◆ Collection entries
::::
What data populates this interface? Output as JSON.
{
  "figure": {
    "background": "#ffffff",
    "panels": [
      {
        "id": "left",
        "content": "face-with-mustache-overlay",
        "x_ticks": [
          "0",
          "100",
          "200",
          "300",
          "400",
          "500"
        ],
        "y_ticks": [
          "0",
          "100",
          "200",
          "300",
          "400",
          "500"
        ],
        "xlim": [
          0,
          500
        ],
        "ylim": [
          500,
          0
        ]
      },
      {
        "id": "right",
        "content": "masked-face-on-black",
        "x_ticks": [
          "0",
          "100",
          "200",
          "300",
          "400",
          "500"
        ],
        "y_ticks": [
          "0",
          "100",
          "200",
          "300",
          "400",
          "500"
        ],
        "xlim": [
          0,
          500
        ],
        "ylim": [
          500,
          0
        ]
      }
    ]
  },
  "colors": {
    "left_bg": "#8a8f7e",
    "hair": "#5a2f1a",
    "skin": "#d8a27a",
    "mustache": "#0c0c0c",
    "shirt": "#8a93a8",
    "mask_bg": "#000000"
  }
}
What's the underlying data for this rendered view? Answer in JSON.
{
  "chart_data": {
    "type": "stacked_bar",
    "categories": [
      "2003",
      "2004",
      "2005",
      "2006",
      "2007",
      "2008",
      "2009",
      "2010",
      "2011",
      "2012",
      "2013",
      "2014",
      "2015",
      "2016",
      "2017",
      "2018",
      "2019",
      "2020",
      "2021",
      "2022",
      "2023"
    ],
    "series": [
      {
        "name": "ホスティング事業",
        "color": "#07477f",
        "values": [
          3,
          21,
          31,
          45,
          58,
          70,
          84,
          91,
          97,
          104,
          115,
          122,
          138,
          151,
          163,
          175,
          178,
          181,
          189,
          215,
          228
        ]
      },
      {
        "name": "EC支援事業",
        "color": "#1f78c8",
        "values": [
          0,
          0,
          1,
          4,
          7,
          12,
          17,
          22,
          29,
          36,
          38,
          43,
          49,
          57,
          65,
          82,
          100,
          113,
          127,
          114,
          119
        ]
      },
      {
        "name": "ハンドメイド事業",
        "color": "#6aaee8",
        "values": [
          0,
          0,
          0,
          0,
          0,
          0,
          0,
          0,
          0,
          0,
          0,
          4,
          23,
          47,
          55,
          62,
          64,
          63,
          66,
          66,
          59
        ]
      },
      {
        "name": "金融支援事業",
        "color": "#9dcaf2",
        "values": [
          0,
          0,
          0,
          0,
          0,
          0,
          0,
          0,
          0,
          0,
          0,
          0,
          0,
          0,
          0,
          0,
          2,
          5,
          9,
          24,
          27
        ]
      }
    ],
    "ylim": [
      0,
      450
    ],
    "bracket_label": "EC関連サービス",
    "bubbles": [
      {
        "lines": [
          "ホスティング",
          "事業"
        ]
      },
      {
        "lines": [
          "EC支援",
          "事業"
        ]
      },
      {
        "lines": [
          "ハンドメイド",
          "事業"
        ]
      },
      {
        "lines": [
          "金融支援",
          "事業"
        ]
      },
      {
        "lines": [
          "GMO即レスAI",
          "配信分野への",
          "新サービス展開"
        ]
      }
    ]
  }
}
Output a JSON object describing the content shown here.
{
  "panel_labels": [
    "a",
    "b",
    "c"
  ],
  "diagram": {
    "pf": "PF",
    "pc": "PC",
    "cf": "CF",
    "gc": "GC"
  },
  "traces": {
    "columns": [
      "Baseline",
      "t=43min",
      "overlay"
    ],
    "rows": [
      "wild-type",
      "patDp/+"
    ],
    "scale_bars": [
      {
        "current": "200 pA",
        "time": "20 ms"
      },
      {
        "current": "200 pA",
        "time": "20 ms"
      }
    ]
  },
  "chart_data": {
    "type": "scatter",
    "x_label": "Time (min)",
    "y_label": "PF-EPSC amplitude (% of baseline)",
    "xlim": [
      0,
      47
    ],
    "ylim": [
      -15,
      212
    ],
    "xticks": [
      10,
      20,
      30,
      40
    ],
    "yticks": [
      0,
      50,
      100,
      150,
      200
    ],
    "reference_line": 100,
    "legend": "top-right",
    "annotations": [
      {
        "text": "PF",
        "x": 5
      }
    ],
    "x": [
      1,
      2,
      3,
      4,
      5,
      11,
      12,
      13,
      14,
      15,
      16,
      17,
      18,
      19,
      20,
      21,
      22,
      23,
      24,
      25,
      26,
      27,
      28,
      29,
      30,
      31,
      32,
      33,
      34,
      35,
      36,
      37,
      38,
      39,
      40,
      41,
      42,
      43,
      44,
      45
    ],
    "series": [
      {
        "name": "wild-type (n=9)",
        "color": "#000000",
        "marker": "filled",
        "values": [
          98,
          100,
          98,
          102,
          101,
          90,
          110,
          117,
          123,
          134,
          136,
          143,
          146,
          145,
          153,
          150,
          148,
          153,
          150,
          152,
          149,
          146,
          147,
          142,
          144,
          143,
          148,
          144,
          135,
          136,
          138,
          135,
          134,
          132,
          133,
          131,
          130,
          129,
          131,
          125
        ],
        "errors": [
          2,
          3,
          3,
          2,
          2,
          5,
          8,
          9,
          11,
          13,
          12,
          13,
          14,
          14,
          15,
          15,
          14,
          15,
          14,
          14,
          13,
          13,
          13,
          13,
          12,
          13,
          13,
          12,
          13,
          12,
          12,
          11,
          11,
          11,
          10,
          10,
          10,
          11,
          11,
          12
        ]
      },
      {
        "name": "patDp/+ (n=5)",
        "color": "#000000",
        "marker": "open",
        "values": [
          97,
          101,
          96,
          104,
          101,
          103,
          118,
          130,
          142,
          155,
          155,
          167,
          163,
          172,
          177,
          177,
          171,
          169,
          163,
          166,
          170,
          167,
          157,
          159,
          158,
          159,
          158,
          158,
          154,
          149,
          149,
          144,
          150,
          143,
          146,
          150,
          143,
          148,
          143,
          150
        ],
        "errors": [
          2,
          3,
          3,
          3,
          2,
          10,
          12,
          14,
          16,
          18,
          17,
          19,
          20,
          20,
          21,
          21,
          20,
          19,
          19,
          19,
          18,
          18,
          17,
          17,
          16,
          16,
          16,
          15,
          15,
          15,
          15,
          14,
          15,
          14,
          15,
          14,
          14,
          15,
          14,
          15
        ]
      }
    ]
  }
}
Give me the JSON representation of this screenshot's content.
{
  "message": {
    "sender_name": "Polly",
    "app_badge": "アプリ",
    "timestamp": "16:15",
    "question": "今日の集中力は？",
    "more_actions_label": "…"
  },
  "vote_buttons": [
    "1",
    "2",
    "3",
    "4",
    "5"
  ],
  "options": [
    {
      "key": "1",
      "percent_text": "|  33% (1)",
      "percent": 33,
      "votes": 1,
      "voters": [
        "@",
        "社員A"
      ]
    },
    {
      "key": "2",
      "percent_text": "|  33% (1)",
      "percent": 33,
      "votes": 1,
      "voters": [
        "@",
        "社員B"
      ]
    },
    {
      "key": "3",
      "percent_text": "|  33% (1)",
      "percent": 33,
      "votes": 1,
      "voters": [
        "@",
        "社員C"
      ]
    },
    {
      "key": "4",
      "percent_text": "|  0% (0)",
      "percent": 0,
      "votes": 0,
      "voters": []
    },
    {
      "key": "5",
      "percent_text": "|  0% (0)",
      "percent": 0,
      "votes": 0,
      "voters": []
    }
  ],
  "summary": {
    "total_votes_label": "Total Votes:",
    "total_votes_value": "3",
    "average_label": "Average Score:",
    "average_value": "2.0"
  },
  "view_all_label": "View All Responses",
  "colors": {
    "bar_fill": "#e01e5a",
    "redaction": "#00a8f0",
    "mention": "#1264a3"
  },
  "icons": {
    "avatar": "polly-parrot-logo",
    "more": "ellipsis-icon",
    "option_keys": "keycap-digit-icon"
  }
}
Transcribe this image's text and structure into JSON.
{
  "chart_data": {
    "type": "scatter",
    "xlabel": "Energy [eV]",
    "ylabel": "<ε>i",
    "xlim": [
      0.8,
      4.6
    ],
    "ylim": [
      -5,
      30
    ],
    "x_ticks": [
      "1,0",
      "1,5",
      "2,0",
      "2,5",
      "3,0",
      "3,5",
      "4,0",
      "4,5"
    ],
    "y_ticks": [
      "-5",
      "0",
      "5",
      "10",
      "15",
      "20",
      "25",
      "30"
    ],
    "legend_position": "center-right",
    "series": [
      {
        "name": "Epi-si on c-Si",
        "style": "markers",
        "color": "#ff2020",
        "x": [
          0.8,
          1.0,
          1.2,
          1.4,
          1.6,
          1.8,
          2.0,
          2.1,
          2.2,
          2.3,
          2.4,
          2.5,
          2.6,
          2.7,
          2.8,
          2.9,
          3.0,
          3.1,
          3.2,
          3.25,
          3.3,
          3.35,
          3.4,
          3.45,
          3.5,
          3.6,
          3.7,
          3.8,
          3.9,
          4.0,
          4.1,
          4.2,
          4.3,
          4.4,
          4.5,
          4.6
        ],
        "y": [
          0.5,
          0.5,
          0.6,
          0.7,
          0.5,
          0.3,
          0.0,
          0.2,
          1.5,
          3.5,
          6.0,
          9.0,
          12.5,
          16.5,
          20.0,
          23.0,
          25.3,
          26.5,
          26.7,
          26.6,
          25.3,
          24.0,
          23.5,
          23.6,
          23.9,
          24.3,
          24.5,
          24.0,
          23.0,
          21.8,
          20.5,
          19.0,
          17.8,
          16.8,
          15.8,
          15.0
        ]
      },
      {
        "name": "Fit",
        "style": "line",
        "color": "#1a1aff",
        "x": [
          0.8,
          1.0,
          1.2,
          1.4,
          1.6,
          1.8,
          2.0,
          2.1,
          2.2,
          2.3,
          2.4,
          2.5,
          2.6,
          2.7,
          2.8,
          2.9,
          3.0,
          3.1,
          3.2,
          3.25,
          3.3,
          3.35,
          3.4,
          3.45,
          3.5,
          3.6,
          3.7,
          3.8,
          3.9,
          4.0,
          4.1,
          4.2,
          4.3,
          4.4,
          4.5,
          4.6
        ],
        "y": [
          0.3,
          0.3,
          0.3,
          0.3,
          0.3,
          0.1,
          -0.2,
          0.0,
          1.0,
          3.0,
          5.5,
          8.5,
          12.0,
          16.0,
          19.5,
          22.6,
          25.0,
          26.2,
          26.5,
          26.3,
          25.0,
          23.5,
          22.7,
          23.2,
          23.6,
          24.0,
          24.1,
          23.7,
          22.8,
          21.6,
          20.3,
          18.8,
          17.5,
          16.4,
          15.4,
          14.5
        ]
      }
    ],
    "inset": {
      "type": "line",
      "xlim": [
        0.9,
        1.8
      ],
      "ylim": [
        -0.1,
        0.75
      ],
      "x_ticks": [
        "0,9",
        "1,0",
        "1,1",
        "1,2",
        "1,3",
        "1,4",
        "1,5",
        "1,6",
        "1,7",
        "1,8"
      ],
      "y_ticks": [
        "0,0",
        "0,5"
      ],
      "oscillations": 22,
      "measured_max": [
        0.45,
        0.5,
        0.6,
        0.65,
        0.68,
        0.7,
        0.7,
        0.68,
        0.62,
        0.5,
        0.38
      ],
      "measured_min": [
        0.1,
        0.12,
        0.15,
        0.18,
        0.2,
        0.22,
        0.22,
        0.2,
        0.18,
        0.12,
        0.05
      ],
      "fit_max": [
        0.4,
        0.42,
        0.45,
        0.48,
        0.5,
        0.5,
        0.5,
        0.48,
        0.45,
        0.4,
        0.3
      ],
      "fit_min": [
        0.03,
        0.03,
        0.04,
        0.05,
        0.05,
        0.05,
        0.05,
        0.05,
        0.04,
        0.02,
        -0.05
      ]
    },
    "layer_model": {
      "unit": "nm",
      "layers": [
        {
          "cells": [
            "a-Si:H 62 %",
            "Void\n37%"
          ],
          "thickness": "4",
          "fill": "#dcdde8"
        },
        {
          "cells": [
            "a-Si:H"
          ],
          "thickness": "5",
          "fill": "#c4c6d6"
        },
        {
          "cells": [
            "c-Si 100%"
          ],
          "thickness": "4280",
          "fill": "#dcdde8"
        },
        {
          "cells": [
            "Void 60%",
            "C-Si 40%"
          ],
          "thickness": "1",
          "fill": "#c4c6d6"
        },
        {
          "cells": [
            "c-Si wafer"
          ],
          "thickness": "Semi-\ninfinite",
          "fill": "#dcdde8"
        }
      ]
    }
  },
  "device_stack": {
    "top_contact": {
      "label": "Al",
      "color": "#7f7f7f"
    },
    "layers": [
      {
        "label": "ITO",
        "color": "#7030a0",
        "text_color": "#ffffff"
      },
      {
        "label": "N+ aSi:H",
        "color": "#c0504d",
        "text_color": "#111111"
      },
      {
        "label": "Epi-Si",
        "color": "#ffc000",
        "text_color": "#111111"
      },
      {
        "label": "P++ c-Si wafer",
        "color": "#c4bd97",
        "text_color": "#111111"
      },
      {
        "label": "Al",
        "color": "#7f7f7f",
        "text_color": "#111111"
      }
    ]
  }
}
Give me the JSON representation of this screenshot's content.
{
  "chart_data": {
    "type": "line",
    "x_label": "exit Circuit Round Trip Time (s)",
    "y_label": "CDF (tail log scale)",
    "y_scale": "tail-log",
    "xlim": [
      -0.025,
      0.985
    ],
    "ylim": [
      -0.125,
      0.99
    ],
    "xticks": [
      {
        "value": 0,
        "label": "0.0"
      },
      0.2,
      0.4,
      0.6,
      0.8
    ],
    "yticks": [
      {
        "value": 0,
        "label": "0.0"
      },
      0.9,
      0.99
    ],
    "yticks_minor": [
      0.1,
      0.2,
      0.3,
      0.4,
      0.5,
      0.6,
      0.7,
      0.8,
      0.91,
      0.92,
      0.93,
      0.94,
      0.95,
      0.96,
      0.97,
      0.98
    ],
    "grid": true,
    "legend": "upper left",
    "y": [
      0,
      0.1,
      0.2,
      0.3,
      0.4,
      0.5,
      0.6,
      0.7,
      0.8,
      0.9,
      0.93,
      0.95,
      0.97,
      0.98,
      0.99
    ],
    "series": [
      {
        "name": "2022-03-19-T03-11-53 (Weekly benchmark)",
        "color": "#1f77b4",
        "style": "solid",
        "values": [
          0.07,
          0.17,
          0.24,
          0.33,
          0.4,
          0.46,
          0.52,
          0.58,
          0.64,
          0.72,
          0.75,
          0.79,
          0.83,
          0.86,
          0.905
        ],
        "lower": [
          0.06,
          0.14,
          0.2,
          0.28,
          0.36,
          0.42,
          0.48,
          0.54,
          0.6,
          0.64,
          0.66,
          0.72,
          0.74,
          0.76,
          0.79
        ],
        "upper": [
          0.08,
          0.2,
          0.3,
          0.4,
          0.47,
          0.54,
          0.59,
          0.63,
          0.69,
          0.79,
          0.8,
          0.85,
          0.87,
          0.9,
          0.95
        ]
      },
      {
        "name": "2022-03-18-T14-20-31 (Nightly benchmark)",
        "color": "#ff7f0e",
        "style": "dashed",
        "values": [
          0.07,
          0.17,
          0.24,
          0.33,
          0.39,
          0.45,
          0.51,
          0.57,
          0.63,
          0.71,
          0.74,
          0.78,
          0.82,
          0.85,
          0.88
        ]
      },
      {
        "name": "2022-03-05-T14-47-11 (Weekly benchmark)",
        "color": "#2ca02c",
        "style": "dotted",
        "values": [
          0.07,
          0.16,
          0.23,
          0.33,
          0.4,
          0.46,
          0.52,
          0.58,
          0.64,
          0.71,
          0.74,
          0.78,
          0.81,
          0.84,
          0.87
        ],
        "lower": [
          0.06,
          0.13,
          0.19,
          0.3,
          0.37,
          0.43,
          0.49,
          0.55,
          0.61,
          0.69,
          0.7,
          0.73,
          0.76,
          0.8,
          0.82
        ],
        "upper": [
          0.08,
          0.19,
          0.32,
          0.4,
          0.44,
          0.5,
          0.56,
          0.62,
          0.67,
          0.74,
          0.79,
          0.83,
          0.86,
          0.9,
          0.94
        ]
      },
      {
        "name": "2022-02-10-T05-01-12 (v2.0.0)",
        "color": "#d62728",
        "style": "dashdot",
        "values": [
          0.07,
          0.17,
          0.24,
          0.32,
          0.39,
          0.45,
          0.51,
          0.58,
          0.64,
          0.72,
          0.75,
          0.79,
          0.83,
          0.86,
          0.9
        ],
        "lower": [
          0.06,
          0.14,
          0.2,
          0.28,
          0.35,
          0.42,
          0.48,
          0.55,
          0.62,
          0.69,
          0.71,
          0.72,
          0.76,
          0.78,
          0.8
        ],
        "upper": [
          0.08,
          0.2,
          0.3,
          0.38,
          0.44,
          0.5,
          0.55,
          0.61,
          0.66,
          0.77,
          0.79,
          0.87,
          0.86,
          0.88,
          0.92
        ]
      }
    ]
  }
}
::::
Scan the data above; copy every line where "right" appears.

◆ RESPONSE TO THIS TASK
        "id": "right",
    "legend": "top-right",
    "legend_position": "center-right",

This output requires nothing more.